_Problems to work on_:
- a) In two sentences, summarize the passage on operational excellence in higher education.
- b) In the passage on operational excellence in higher education, how do IT departments that pursue this discipline deliver customer service?
- c) Say whether each statement agrees with the passage on operational excellence in higher education. Back each yes or no with the deciding words of the passage.
(i) Institutions that follow operational excellence usually tailor their offerings to individual student needs.
(ii) IT departments that pursue operational excellence treat computing as a utility.
(iii) Outreach organizations may offer classes in malls.

_Text segment_:

In the context of higher education, operational excellence would focus on providing educational course material with maximum convenience and the lowest possible cost. Public institutions—such as state universities with multiple campuses and large outreach organizations that can provide classes in nontraditional settings, including the workplace or malls—are examples of educational institutions that follow the value discipline of operational excellence. Such institutions typically do not attempt to tailor offerings to meet individual student needs. Instead, they offer standardized instruction that serves a large number of students. These institutions rely on back-end systems to work flawlessly, since a very large number of faculty and students use them at any given time.

IT departments that pursue the discipline of operational excellence focus on computing as a utility. They make a homogeneous set of computing services available to faculty and students at the least possible marginal cost. They seek to make lowest-common-denominator facilities available to the faculty consumer with the least interaction. The customer service these departments provide is delivered by uniform documentation on a small set of well-known and well-supported products. These departments seek to make their customers happy by using technology to provide fast, no-hassle access to this relatively small set of products.

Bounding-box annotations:
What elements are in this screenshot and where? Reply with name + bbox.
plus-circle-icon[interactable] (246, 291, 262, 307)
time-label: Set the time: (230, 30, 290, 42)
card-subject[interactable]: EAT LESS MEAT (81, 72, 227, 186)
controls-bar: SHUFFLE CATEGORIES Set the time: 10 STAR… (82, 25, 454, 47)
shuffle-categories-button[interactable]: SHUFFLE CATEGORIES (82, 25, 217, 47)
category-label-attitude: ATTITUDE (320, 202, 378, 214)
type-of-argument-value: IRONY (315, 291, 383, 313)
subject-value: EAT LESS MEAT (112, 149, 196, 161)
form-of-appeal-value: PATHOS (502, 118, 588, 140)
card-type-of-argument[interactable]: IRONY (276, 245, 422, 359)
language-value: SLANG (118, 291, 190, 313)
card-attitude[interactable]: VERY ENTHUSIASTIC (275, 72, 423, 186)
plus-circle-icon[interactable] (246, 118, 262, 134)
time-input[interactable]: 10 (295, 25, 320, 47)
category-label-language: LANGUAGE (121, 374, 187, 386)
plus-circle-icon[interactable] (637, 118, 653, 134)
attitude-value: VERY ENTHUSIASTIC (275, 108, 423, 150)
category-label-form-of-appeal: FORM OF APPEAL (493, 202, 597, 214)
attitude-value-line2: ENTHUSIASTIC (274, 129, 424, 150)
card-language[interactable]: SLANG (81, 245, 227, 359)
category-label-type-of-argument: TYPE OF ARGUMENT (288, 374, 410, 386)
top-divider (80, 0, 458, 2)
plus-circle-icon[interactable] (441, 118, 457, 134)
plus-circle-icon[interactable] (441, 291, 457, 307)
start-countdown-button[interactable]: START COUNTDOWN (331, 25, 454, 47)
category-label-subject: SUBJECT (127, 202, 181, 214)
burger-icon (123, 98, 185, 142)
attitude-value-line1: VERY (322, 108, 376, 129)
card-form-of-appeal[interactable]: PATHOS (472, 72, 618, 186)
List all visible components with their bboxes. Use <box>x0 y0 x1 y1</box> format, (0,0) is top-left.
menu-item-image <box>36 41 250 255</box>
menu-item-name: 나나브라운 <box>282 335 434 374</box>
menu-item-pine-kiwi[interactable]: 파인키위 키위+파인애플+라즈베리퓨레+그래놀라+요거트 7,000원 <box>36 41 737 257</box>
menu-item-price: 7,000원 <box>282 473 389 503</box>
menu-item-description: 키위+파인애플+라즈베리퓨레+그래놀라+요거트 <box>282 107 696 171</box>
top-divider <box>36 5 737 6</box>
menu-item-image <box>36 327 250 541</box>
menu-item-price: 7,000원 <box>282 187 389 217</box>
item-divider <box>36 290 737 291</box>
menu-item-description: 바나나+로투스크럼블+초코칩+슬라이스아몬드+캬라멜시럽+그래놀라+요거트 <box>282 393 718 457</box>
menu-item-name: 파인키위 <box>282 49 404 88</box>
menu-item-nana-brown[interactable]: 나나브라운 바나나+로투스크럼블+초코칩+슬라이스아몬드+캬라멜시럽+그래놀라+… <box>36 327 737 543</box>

_Answers given_:
- a) In higher education, operational excellence means providing course material with maximum convenience at the lowest possible cost. Large public institutions pursue it with standardized instruction and flawless back-end systems, and IT departments pursue it by treating computing as a utility that gives fast, no-hassle access to a small set of well-supported products.

- b) They deliver it through uniform documentation on a small set of well-known and well-supported products.

- c)
(i) No: "Such institutions typically do not attempt to tailor offerings to meet individual student needs."
(ii) Yes: "IT departments that pursue the discipline of operational excellence focus on computing as a utility."
(iii) Yes: "large outreach organizations that can provide classes in nontraditional settings, including the workplace or malls"